Begin
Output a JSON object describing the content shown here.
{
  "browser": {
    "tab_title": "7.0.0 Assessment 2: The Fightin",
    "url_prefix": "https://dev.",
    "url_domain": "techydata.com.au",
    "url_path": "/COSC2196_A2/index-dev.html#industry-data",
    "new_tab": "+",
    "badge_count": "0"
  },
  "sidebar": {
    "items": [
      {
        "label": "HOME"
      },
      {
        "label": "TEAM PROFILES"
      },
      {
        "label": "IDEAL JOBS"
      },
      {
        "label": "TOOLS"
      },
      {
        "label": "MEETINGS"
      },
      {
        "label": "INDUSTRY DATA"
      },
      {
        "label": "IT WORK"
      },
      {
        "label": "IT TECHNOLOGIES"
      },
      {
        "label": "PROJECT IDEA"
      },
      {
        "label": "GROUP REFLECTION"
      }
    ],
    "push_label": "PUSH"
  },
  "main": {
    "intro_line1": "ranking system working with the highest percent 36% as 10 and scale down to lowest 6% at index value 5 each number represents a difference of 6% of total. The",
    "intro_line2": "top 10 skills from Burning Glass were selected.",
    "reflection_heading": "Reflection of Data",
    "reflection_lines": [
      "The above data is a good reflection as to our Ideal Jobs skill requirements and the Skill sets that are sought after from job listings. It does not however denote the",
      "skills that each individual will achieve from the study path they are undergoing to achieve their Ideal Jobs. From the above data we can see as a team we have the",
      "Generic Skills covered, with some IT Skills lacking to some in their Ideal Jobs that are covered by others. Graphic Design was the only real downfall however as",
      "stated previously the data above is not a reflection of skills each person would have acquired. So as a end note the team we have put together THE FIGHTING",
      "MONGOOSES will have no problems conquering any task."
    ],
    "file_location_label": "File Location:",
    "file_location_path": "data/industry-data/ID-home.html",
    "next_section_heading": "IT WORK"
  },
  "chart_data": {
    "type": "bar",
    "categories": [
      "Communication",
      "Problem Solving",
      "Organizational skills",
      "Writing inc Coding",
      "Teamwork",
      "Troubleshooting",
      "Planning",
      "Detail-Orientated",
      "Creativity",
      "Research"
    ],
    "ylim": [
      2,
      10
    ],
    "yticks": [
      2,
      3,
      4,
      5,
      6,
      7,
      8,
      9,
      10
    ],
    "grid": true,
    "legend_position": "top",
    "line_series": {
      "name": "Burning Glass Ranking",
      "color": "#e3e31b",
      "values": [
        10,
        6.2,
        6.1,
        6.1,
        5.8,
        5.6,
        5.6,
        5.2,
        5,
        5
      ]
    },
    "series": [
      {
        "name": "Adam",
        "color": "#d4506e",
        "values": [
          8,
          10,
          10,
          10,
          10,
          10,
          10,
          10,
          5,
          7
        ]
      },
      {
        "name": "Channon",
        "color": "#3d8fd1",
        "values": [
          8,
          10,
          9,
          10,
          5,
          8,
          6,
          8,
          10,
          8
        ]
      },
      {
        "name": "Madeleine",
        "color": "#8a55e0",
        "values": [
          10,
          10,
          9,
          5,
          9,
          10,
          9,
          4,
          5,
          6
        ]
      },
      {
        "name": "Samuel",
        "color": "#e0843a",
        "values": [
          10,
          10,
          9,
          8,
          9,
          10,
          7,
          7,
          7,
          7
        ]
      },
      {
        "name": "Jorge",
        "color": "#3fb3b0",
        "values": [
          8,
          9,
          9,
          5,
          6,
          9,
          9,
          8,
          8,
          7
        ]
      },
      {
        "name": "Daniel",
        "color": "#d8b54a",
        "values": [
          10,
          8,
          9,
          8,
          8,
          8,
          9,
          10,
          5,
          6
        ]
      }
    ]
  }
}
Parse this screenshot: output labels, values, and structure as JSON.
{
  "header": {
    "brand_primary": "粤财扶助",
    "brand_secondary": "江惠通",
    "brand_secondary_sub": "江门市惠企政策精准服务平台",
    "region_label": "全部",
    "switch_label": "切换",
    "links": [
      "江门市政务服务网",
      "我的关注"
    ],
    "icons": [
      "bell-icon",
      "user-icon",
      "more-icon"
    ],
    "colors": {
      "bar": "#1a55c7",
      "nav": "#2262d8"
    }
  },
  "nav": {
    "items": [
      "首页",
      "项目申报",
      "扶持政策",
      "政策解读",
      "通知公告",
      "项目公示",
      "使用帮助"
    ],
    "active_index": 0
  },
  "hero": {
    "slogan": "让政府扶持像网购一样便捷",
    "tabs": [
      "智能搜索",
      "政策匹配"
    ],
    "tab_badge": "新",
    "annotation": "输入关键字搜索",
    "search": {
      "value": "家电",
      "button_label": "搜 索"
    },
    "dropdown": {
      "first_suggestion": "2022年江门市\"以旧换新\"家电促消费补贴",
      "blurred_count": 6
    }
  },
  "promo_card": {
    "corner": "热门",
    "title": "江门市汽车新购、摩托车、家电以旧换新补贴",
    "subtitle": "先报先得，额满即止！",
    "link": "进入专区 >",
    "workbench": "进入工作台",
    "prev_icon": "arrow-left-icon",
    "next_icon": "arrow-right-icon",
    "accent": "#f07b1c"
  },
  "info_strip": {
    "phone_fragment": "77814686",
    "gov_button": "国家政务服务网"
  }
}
End
Return the whole listing exactly.

Output a JSON object describing the content shown here.
{
  "browser": {
    "tab_title": "7.0.0 Assessment 2: The Fightin",
    "url_prefix": "https://dev.",
    "url_domain": "techydata.com.au",
    "url_path": "/COSC2196_A2/index-dev.html#industry-data",
    "new_tab": "+",
    "badge_count": "0"
  },
  "sidebar": {
    "items": [
      {
        "label": "HOME"
      },
      {
        "label": "TEAM PROFILES"
      },
      {
        "label": "IDEAL JOBS"
      },
      {
        "label": "TOOLS"
      },
      {
        "label": "MEETINGS"
      },
      {
        "label": "INDUSTRY DATA"
      },
      {
        "label": "IT WORK"
      },
      {
        "label": "IT TECHNOLOGIES"
      },
      {
        "label": "PROJECT IDEA"
      },
      {
        "label": "GROUP REFLECTION"
      }
    ],
    "push_label": "PUSH"
  },
  "main": {
    "intro_line1": "ranking system working with the highest percent 36% as 10 and scale down to lowest 6% at index value 5 each number represents a difference of 6% of total. The",
    "intro_line2": "top 10 skills from Burning Glass were selected.",
    "reflection_heading": "Reflection of Data",
    "reflection_lines": [
      "The above data is a good reflection as to our Ideal Jobs skill requirements and the Skill sets that are sought after from job listings. It does not however denote the",
      "skills that each individual will achieve from the study path they are undergoing to achieve their Ideal Jobs. From the above data we can see as a team we have the",
      "Generic Skills covered, with some IT Skills lacking to some in their Ideal Jobs that are covered by others. Graphic Design was the only real downfall however as",
      "stated previously the data above is not a reflection of skills each person would have acquired. So as a end note the team we have put together THE FIGHTING",
      "MONGOOSES will have no problems conquering any task."
    ],
    "file_location_label": "File Location:",
    "file_location_path": "data/industry-data/ID-home.html",
    "next_section_heading": "IT WORK"
  },
  "chart_data": {
    "type": "bar",
    "categories": [
      "Communication",
      "Problem Solving",
      "Organizational skills",
      "Writing inc Coding",
      "Teamwork",
      "Troubleshooting",
      "Planning",
      "Detail-Orientated",
      "Creativity",
      "Research"
    ],
    "ylim": [
      2,
      10
    ],
    "yticks": [
      2,
      3,
      4,
      5,
      6,
      7,
      8,
      9,
      10
    ],
    "grid": true,
    "legend_position": "top",
    "line_series": {
      "name": "Burning Glass Ranking",
      "color": "#e3e31b",
      "values": [
        10,
        6.2,
        6.1,
        6.1,
        5.8,
        5.6,
        5.6,
        5.2,
        5,
        5
      ]
    },
    "series": [
      {
        "name": "Adam",
        "color": "#d4506e",
        "values": [
          8,
          10,
          10,
          10,
          10,
          10,
          10,
          10,
          5,
          7
        ]
      },
      {
        "name": "Channon",
        "color": "#3d8fd1",
        "values": [
          8,
          10,
          9,
          10,
          5,
          8,
          6,
          8,
          10,
          8
        ]
      },
      {
        "name": "Madeleine",
        "color": "#8a55e0",
        "values": [
          10,
          10,
          9,
          5,
          9,
          10,
          9,
          4,
          5,
          6
        ]
      },
      {
        "name": "Samuel",
        "color": "#e0843a",
        "values": [
          10,
          10,
          9,
          8,
          9,
          10,
          7,
          7,
          7,
          7
        ]
      },
      {
        "name": "Jorge",
        "color": "#3fb3b0",
        "values": [
          8,
          9,
          9,
          5,
          6,
          9,
          9,
          8,
          8,
          7
        ]
      },
      {
        "name": "Daniel",
        "color": "#d8b54a",
        "values": [
          10,
          8,
          9,
          8,
          8,
          8,
          9,
          10,
          5,
          6
        ]
      }
    ]
  }
}
Parse this screenshot: output labels, values, and structure as JSON.
{
  "header": {
    "brand_primary": "粤财扶助",
    "brand_secondary": "江惠通",
    "brand_secondary_sub": "江门市惠企政策精准服务平台",
    "region_label": "全部",
    "switch_label": "切换",
    "links": [
      "江门市政务服务网",
      "我的关注"
    ],
    "icons": [
      "bell-icon",
      "user-icon",
      "more-icon"
    ],
    "colors": {
      "bar": "#1a55c7",
      "nav": "#2262d8"
    }
  },
  "nav": {
    "items": [
      "首页",
      "项目申报",
      "扶持政策",
      "政策解读",
      "通知公告",
      "项目公示",
      "使用帮助"
    ],
    "active_index": 0
  },
  "hero": {
    "slogan": "让政府扶持像网购一样便捷",
    "tabs": [
      "智能搜索",
      "政策匹配"
    ],
    "tab_badge": "新",
    "annotation": "输入关键字搜索",
    "search": {
      "value": "家电",
      "button_label": "搜 索"
    },
    "dropdown": {
      "first_suggestion": "2022年江门市\"以旧换新\"家电促消费补贴",
      "blurred_count": 6
    }
  },
  "promo_card": {
    "corner": "热门",
    "title": "江门市汽车新购、摩托车、家电以旧换新补贴",
    "subtitle": "先报先得，额满即止！",
    "link": "进入专区 >",
    "workbench": "进入工作台",
    "prev_icon": "arrow-left-icon",
    "next_icon": "arrow-right-icon",
    "accent": "#f07b1c"
  },
  "info_strip": {
    "phone_fragment": "77814686",
    "gov_button": "国家政务服务网"
  }
}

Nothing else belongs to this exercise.